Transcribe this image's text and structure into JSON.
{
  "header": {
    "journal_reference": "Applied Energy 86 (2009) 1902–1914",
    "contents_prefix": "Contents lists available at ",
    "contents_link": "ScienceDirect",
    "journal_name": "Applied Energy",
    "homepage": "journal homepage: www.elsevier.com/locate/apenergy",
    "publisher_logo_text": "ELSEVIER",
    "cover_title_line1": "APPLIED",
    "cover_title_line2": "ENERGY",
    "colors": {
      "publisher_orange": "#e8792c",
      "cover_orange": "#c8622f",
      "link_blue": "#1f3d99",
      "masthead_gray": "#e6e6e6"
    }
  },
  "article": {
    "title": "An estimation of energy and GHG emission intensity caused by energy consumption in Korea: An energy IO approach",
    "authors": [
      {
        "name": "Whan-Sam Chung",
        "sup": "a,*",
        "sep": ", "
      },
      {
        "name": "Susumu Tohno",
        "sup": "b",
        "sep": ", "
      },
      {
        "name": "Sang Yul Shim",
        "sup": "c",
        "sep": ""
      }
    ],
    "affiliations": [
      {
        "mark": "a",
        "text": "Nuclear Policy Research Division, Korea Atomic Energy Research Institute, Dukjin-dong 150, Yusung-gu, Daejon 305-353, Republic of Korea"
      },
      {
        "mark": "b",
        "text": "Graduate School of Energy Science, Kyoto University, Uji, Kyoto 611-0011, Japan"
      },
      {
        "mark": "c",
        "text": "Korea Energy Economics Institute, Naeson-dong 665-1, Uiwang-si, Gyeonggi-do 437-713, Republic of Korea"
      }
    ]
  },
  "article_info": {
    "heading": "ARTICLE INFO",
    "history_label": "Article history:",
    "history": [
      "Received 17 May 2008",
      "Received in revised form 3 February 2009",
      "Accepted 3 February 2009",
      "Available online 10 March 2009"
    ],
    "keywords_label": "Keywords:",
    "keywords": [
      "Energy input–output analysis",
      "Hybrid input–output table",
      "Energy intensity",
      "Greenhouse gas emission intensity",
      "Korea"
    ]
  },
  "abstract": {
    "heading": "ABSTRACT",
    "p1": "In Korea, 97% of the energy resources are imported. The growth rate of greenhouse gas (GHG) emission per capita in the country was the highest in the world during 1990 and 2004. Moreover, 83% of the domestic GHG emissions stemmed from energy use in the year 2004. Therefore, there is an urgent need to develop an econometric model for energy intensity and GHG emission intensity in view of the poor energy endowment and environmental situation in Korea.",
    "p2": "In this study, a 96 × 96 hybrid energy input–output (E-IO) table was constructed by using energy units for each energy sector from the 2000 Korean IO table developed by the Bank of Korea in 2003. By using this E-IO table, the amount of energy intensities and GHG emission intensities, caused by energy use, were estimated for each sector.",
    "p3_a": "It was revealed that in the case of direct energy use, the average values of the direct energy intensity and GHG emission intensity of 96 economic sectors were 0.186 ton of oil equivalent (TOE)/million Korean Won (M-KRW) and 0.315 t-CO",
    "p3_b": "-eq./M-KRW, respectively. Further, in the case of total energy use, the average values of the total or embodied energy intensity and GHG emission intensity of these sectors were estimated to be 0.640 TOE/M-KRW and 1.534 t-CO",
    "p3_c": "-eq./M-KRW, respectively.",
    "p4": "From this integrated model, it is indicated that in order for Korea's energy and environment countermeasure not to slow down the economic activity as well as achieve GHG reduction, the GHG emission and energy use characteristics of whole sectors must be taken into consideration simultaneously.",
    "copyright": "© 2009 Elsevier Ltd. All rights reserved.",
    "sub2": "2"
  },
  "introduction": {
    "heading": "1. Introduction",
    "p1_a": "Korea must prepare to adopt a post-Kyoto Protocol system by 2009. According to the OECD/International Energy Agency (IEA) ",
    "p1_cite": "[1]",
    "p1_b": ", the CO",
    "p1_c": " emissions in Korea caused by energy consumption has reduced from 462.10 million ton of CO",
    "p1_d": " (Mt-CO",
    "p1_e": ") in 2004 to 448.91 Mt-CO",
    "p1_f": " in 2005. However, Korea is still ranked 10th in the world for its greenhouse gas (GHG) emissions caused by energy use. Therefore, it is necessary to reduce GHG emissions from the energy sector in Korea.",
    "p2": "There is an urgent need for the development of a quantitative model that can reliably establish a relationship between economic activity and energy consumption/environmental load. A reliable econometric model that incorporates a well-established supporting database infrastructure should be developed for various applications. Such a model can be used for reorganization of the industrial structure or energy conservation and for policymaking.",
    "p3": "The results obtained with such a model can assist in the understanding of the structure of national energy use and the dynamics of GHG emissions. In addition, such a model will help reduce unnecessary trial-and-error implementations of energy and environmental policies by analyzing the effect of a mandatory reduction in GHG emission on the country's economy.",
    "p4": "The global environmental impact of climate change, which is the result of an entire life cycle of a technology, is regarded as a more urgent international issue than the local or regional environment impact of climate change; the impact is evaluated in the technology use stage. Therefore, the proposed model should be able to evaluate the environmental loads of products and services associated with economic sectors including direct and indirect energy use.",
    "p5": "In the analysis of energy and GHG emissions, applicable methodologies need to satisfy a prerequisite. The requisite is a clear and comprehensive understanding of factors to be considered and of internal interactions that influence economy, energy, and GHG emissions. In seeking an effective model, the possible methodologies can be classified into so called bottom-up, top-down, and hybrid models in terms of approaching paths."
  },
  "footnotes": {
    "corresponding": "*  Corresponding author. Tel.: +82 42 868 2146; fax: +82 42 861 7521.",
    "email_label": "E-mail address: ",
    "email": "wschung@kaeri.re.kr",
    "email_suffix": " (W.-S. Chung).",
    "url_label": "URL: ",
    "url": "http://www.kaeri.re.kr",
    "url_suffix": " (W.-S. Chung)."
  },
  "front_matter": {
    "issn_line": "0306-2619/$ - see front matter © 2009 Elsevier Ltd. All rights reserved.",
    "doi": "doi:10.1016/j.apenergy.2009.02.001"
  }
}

------------------------

- _Your instructions_
Copy out each line of the entries that holds "case".

- _Written answer_
    "p3_a": "It was revealed that in the case of direct energy use, the average values of the direct energy intensity and GHG emission intensity of 96 economic sectors were 0.186 ton of oil equivalent (TOE)/million Korean Won (M-KRW) and 0.315 t-CO",
    "p3_b": "-eq./M-KRW, respectively. Further, in the case of total energy use, the average values of the total or embodied energy intensity and GHG emission intensity of these sectors were estimated to be 0.640 TOE/M-KRW and 1.534 t-CO",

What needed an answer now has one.